### Text under study
────────────────────────────────────────

Recently at a screening of Deborah Stratman’s new film Optimism at UnionDocs, Stratman discussed the importance of finding a palpable texture that correlates to the subject matter of a film, referring to the 8mm grain that coated her portrait of the mineral-heavy valleys of Dawson City as “marbley swarms.” Portland-based filmmaker Vanessa Renwick, Stratman’s contemporary, is a master at this as well. Her prolific back catalogue covers essentially every mode and medium of visual storytelling. Each piece feels like an artifact, unearthed, caked in grit. Much of Renwick’s work is sub-ten minutes but startlingly visceral in sight, sound, and touch. Watching her shorts is like wrapping yourself in an electric quilt.
Renwick will be on hand at the Spectacle Theater to play a selection of her work, a day after playing a piece in UnionDocs’ “Holy Fluids and Absent Wounds” program. My first encounter with Renwick’s films was on a second-hand copy of one of Miranda July’s women-filmmaker chainletter tapes from 2001. The VHS included Renwick’s “The Yodeling Lesson”, which will play in the Spectacle program, an unforgettable five-minute bike tour of Portland. Renwick works in the same autofictional vein as Stratman, Peggy Ahwesh, or Jennifer Montgomery, but she’s maybe the most primal of that school: a drifter, drawn to hallowed grounds, animals, and reinventing herself (the story of her taken name is detailed in “9 is a Secret”).

────────────────────────────────────────

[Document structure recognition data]
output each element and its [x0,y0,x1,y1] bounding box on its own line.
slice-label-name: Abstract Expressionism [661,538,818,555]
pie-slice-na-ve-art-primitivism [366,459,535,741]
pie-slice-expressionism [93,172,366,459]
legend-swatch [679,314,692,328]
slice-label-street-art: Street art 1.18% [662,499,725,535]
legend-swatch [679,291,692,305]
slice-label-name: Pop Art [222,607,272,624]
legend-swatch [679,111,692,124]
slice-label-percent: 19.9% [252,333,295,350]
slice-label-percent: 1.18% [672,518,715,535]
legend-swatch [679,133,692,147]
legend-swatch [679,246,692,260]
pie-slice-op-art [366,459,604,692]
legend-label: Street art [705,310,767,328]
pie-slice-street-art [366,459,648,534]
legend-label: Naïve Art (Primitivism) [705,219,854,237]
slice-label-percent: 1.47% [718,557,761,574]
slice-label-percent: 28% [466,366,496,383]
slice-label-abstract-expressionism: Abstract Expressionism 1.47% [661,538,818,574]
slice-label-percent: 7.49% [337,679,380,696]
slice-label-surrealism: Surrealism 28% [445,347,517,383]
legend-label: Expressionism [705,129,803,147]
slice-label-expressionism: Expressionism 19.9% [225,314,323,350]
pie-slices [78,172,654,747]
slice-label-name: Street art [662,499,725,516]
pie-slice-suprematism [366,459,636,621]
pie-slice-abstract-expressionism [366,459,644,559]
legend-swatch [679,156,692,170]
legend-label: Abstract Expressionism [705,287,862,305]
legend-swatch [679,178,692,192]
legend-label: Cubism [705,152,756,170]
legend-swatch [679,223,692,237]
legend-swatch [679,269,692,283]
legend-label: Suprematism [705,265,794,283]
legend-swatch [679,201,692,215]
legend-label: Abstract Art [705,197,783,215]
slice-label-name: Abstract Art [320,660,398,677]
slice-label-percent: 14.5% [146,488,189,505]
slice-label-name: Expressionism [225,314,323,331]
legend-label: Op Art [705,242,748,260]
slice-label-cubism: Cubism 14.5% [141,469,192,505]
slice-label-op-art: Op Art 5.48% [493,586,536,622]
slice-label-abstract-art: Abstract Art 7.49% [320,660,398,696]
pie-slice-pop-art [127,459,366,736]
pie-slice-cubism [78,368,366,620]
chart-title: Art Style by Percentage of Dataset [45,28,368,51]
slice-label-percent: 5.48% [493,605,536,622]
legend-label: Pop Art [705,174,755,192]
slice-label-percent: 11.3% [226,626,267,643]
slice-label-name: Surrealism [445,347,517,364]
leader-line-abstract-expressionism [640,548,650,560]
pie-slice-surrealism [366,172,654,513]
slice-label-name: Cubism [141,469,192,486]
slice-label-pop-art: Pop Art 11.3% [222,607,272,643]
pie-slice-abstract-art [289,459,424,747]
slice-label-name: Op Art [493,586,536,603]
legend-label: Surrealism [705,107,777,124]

────────────────────────────────────────

### How to complete this task
Reproduce word for word the part of the text on Vanessa Renwick's films that begins at the words "Recently at a" and stops after "an electric quilt.".

### Answer to this exercise
Recently at a screening of Deborah Stratman’s new film Optimism at UnionDocs, Stratman discussed the importance of finding a palpable texture that correlates to the subject matter of a film, referring to the 8mm grain that coated her portrait of the mineral-heavy valleys of Dawson City as “marbley swarms.” Portland-based filmmaker Vanessa Renwick, Stratman’s contemporary, is a master at this as well. Her prolific back catalogue covers essentially every mode and medium of visual storytelling. Each piece feels like an artifact, unearthed, caked in grit. Much of Renwick’s work is sub-ten minutes but startlingly visceral in sight, sound, and touch. Watching her shorts is like wrapping yourself in an electric quilt.